PROVIDED INFORMATION:
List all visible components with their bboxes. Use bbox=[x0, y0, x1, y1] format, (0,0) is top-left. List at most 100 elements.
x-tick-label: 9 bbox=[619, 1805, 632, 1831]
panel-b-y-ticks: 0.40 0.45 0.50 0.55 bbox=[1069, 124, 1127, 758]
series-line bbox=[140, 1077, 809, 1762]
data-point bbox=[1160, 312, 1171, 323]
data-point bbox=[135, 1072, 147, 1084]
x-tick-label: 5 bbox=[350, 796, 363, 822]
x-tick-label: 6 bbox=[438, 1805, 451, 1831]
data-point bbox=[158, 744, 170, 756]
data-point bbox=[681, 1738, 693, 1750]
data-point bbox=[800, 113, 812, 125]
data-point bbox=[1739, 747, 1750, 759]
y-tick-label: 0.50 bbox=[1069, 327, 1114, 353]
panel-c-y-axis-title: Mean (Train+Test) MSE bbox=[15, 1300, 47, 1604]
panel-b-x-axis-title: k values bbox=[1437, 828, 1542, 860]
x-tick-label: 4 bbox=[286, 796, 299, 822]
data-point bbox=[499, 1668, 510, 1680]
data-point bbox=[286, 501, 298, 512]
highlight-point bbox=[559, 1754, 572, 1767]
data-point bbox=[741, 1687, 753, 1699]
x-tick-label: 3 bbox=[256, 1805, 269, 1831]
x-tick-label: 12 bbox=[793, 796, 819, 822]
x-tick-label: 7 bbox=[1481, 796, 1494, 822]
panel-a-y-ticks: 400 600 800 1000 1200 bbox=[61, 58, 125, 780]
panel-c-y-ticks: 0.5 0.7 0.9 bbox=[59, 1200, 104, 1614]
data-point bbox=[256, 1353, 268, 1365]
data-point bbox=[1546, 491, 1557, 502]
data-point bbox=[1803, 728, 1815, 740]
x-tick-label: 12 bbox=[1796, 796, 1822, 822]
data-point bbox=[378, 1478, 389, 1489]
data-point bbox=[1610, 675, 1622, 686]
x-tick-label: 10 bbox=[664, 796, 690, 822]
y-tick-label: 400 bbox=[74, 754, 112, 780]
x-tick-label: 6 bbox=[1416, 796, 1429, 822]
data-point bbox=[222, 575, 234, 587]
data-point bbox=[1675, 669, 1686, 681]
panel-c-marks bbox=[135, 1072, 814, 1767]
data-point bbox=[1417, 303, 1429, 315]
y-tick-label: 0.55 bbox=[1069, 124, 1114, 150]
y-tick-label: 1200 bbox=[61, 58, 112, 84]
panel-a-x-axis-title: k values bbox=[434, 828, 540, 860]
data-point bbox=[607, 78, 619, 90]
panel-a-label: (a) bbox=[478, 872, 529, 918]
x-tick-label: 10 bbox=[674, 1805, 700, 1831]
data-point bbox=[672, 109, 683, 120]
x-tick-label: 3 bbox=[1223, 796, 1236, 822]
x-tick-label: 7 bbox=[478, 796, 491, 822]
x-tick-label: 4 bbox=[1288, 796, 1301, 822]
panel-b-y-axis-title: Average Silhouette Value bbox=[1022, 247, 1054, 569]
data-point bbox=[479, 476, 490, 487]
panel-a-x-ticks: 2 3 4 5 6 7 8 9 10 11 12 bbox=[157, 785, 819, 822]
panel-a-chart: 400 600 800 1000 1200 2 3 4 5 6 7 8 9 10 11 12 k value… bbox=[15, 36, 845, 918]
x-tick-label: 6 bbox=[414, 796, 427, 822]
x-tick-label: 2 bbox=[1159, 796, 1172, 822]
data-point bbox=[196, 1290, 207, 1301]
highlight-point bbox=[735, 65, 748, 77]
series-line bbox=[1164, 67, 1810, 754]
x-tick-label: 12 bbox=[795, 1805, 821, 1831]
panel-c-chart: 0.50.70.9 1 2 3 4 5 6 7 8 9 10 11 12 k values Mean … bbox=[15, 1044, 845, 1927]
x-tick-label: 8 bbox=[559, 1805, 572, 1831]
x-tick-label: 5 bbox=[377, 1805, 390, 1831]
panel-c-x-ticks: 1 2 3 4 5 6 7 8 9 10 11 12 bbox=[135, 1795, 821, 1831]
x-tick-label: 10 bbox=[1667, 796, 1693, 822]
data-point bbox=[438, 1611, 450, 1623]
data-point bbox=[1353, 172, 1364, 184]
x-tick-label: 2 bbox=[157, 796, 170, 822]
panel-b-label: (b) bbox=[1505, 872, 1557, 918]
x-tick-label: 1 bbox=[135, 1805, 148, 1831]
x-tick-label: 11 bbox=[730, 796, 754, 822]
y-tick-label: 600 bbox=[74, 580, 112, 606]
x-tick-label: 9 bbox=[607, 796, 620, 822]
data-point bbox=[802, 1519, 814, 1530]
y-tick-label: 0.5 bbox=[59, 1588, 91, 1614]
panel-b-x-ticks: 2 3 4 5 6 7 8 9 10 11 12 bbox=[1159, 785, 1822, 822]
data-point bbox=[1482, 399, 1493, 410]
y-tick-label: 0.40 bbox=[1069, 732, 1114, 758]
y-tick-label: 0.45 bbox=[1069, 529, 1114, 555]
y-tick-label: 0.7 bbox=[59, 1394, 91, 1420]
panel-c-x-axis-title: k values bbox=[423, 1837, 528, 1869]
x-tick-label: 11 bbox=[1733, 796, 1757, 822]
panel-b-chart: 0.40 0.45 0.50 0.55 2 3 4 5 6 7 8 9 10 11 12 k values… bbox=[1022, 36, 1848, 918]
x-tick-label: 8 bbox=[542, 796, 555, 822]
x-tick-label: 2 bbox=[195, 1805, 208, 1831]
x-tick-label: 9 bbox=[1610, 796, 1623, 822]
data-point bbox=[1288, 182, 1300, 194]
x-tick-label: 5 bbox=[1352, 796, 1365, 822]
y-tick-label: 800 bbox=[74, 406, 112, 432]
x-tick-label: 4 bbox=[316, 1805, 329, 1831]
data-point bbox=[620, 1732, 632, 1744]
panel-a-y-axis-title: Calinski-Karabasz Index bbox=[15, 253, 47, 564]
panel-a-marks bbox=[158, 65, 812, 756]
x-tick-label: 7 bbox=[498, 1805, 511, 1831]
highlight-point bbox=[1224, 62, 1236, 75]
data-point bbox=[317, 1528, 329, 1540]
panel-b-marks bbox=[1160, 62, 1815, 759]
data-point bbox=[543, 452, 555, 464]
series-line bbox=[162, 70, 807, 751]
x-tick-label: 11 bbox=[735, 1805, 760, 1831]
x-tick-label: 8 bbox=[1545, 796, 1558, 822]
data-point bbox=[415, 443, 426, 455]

REQUIRED TASK: Quote every line of the material above word for word, leaving nothing out.

OUTPUT FOR THIS TASK:
List all visible components with their bboxes. Use bbox=[x0, y0, x1, y1] format, (0,0) is top-left. List at most 100 elements.
x-tick-label: 9 bbox=[619, 1805, 632, 1831]
panel-b-y-ticks: 0.40 0.45 0.50 0.55 bbox=[1069, 124, 1127, 758]
series-line bbox=[140, 1077, 809, 1762]
data-point bbox=[1160, 312, 1171, 323]
data-point bbox=[135, 1072, 147, 1084]
x-tick-label: 5 bbox=[350, 796, 363, 822]
x-tick-label: 6 bbox=[438, 1805, 451, 1831]
data-point bbox=[158, 744, 170, 756]
data-point bbox=[681, 1738, 693, 1750]
data-point bbox=[800, 113, 812, 125]
data-point bbox=[1739, 747, 1750, 759]
y-tick-label: 0.50 bbox=[1069, 327, 1114, 353]
panel-c-y-axis-title: Mean (Train+Test) MSE bbox=[15, 1300, 47, 1604]
panel-b-x-axis-title: k values bbox=[1437, 828, 1542, 860]
x-tick-label: 4 bbox=[286, 796, 299, 822]
data-point bbox=[499, 1668, 510, 1680]
data-point bbox=[286, 501, 298, 512]
highlight-point bbox=[559, 1754, 572, 1767]
data-point bbox=[741, 1687, 753, 1699]
x-tick-label: 3 bbox=[256, 1805, 269, 1831]
x-tick-label: 12 bbox=[793, 796, 819, 822]
x-tick-label: 7 bbox=[1481, 796, 1494, 822]
panel-a-y-ticks: 400 600 800 1000 1200 bbox=[61, 58, 125, 780]
panel-c-y-ticks: 0.5 0.7 0.9 bbox=[59, 1200, 104, 1614]
data-point bbox=[256, 1353, 268, 1365]
data-point bbox=[1546, 491, 1557, 502]
data-point bbox=[1803, 728, 1815, 740]
x-tick-label: 12 bbox=[1796, 796, 1822, 822]
data-point bbox=[378, 1478, 389, 1489]
data-point bbox=[1610, 675, 1622, 686]
x-tick-label: 10 bbox=[664, 796, 690, 822]
y-tick-label: 400 bbox=[74, 754, 112, 780]
x-tick-label: 6 bbox=[1416, 796, 1429, 822]
data-point bbox=[222, 575, 234, 587]
data-point bbox=[1675, 669, 1686, 681]
panel-c-marks bbox=[135, 1072, 814, 1767]
data-point bbox=[1417, 303, 1429, 315]
y-tick-label: 0.55 bbox=[1069, 124, 1114, 150]
y-tick-label: 1200 bbox=[61, 58, 112, 84]
panel-a-x-axis-title: k values bbox=[434, 828, 540, 860]
data-point bbox=[607, 78, 619, 90]
panel-a-label: (a) bbox=[478, 872, 529, 918]
x-tick-label: 10 bbox=[674, 1805, 700, 1831]
data-point bbox=[672, 109, 683, 120]
x-tick-label: 3 bbox=[1223, 796, 1236, 822]
x-tick-label: 7 bbox=[478, 796, 491, 822]
x-tick-label: 4 bbox=[1288, 796, 1301, 822]
panel-b-y-axis-title: Average Silhouette Value bbox=[1022, 247, 1054, 569]
data-point bbox=[479, 476, 490, 487]
panel-a-x-ticks: 2 3 4 5 6 7 8 9 10 11 12 bbox=[157, 785, 819, 822]
panel-a-chart: 400 600 800 1000 1200 2 3 4 5 6 7 8 9 10 11 12 k value… bbox=[15, 36, 845, 918]
x-tick-label: 6 bbox=[414, 796, 427, 822]
x-tick-label: 2 bbox=[1159, 796, 1172, 822]
data-point bbox=[196, 1290, 207, 1301]
highlight-point bbox=[735, 65, 748, 77]
series-line bbox=[1164, 67, 1810, 754]
x-tick-label: 12 bbox=[795, 1805, 821, 1831]
panel-c-chart: 0.50.70.9 1 2 3 4 5 6 7 8 9 10 11 12 k values Mean … bbox=[15, 1044, 845, 1927]
x-tick-label: 8 bbox=[559, 1805, 572, 1831]
x-tick-label: 5 bbox=[377, 1805, 390, 1831]
panel-c-x-ticks: 1 2 3 4 5 6 7 8 9 10 11 12 bbox=[135, 1795, 821, 1831]
x-tick-label: 10 bbox=[1667, 796, 1693, 822]
data-point bbox=[438, 1611, 450, 1623]
data-point bbox=[1353, 172, 1364, 184]
x-tick-label: 2 bbox=[157, 796, 170, 822]
panel-b-label: (b) bbox=[1505, 872, 1557, 918]
x-tick-label: 1 bbox=[135, 1805, 148, 1831]
x-tick-label: 11 bbox=[730, 796, 754, 822]
y-tick-label: 600 bbox=[74, 580, 112, 606]
x-tick-label: 9 bbox=[607, 796, 620, 822]
data-point bbox=[802, 1519, 814, 1530]
y-tick-label: 0.5 bbox=[59, 1588, 91, 1614]
panel-b-x-ticks: 2 3 4 5 6 7 8 9 10 11 12 bbox=[1159, 785, 1822, 822]
data-point bbox=[1482, 399, 1493, 410]
y-tick-label: 0.40 bbox=[1069, 732, 1114, 758]
y-tick-label: 0.45 bbox=[1069, 529, 1114, 555]
y-tick-label: 0.7 bbox=[59, 1394, 91, 1420]
panel-c-x-axis-title: k values bbox=[423, 1837, 528, 1869]
x-tick-label: 11 bbox=[1733, 796, 1757, 822]
panel-b-chart: 0.40 0.45 0.50 0.55 2 3 4 5 6 7 8 9 10 11 12 k values… bbox=[1022, 36, 1848, 918]
x-tick-label: 8 bbox=[542, 796, 555, 822]
x-tick-label: 2 bbox=[195, 1805, 208, 1831]
x-tick-label: 9 bbox=[1610, 796, 1623, 822]
data-point bbox=[1288, 182, 1300, 194]
x-tick-label: 5 bbox=[1352, 796, 1365, 822]
y-tick-label: 800 bbox=[74, 406, 112, 432]
x-tick-label: 4 bbox=[316, 1805, 329, 1831]
data-point bbox=[620, 1732, 632, 1744]
panel-a-y-axis-title: Calinski-Karabasz Index bbox=[15, 253, 47, 564]
panel-a-marks bbox=[158, 65, 812, 756]
x-tick-label: 7 bbox=[498, 1805, 511, 1831]
highlight-point bbox=[1224, 62, 1236, 75]
data-point bbox=[317, 1528, 329, 1540]
panel-b-marks bbox=[1160, 62, 1815, 759]
data-point bbox=[543, 452, 555, 464]
series-line bbox=[162, 70, 807, 751]
x-tick-label: 11 bbox=[735, 1805, 760, 1831]
x-tick-label: 8 bbox=[1545, 796, 1558, 822]
data-point bbox=[415, 443, 426, 455]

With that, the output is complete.